Records from a collection of figures
◆ ◆ ◆ ◆ ◆

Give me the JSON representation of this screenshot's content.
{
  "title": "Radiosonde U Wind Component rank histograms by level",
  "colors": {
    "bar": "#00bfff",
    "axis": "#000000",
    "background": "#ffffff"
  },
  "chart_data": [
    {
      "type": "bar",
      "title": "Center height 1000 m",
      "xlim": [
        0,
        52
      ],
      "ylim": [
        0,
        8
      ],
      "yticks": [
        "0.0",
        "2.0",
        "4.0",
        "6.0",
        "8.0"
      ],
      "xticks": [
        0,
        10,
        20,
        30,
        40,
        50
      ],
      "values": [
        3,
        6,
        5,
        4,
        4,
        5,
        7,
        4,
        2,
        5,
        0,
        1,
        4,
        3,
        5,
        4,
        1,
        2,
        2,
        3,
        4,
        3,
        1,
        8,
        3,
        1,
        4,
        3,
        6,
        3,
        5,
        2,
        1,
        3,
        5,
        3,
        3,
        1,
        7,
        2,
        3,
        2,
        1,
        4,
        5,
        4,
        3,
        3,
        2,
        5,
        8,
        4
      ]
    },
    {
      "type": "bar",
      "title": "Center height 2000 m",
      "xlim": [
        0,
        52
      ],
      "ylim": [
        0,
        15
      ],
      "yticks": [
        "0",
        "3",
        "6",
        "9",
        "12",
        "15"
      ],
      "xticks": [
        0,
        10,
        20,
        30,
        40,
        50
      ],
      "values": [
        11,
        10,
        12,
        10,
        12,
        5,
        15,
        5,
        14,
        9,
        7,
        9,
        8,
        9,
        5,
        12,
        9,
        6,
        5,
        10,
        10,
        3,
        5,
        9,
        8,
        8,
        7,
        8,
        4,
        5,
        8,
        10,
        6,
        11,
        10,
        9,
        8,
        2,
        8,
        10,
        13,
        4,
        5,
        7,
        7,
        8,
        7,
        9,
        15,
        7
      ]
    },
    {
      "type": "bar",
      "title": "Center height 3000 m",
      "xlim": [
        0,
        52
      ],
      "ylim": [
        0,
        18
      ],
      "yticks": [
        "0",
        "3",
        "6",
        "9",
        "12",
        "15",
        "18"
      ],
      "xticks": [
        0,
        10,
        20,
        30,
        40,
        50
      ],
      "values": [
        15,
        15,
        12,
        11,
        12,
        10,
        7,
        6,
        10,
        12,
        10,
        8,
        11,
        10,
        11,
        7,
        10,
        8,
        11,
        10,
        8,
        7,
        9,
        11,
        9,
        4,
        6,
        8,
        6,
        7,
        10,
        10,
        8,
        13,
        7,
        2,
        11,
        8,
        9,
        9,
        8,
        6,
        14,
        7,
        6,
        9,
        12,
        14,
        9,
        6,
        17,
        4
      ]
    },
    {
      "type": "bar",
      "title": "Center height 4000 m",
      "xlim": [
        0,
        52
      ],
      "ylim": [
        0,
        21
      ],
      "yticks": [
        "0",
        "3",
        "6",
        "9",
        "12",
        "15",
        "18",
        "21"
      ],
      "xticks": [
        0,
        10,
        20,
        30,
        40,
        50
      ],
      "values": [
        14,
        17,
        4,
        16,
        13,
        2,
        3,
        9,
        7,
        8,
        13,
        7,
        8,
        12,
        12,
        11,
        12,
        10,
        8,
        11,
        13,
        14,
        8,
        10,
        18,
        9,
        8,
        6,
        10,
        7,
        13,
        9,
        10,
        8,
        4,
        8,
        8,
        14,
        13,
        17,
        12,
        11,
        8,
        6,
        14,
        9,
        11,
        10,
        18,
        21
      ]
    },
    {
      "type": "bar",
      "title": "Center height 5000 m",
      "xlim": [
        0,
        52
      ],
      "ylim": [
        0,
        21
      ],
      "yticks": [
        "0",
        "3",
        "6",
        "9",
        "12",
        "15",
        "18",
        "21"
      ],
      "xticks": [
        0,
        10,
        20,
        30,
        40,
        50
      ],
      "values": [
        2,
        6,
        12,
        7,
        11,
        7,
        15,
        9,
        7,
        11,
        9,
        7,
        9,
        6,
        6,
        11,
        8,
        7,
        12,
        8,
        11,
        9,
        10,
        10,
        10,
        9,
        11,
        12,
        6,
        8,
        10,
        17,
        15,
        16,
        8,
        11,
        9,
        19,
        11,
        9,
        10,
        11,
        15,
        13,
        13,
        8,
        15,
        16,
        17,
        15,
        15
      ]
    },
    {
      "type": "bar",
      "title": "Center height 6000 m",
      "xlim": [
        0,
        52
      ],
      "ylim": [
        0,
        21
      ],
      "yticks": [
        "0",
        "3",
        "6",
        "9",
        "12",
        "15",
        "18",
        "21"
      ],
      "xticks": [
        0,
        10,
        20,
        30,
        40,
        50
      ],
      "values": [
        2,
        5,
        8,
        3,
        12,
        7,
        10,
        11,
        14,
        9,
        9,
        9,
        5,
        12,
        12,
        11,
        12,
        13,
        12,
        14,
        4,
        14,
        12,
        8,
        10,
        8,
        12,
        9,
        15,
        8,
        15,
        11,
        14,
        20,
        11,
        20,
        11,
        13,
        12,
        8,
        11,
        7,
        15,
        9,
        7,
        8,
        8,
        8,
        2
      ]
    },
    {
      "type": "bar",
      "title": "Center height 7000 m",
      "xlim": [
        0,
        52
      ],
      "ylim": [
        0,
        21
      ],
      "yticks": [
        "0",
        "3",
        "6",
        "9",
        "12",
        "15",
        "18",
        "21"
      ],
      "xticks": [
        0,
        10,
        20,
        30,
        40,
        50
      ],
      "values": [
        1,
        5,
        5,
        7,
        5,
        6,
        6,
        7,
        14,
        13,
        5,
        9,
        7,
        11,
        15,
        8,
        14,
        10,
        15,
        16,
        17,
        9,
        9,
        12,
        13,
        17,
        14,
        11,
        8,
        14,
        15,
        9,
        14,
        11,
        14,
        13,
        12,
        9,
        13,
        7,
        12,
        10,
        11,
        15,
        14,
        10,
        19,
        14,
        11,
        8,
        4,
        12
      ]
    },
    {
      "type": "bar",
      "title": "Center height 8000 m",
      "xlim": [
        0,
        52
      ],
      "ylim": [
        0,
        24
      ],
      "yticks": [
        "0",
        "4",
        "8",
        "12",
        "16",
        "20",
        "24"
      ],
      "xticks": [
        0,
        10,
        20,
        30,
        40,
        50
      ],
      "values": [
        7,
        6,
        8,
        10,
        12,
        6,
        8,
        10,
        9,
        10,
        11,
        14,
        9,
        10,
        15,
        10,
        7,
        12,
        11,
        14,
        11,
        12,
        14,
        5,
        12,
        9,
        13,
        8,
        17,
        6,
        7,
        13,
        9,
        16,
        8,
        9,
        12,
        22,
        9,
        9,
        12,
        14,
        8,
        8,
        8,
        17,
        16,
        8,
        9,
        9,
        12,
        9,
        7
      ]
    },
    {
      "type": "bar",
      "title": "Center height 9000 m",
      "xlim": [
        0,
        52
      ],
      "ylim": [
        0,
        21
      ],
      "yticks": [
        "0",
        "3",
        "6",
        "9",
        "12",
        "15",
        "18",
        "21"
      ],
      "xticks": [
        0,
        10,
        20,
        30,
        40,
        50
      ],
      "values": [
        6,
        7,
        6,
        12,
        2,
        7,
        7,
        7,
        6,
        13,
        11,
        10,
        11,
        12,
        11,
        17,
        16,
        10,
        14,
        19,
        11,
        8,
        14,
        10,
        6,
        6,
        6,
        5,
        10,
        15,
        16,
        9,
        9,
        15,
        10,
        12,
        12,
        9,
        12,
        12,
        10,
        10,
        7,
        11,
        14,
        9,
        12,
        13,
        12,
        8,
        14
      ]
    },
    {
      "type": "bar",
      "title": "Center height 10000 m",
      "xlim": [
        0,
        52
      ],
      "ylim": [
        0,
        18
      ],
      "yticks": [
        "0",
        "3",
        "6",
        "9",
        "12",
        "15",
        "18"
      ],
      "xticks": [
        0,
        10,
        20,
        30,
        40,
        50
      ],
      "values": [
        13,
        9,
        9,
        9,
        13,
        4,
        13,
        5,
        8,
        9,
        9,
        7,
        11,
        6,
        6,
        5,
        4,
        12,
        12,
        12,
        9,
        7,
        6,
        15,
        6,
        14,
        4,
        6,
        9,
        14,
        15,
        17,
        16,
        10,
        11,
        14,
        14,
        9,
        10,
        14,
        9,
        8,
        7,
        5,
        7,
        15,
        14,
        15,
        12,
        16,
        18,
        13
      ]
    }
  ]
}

◆ ◆ ◆ ◆ ◆

▶ _Exercise objective_:
Look over the listing above. Pick out and copy every line that includes "Center".

▶ _Answer to this task_:
      "title": "Center height 1000 m",
      "title": "Center height 2000 m",
      "title": "Center height 3000 m",
      "title": "Center height 4000 m",
      "title": "Center height 5000 m",
      "title": "Center height 6000 m",
      "title": "Center height 7000 m",
      "title": "Center height 8000 m",
      "title": "Center height 9000 m",
      "title": "Center height 10000 m",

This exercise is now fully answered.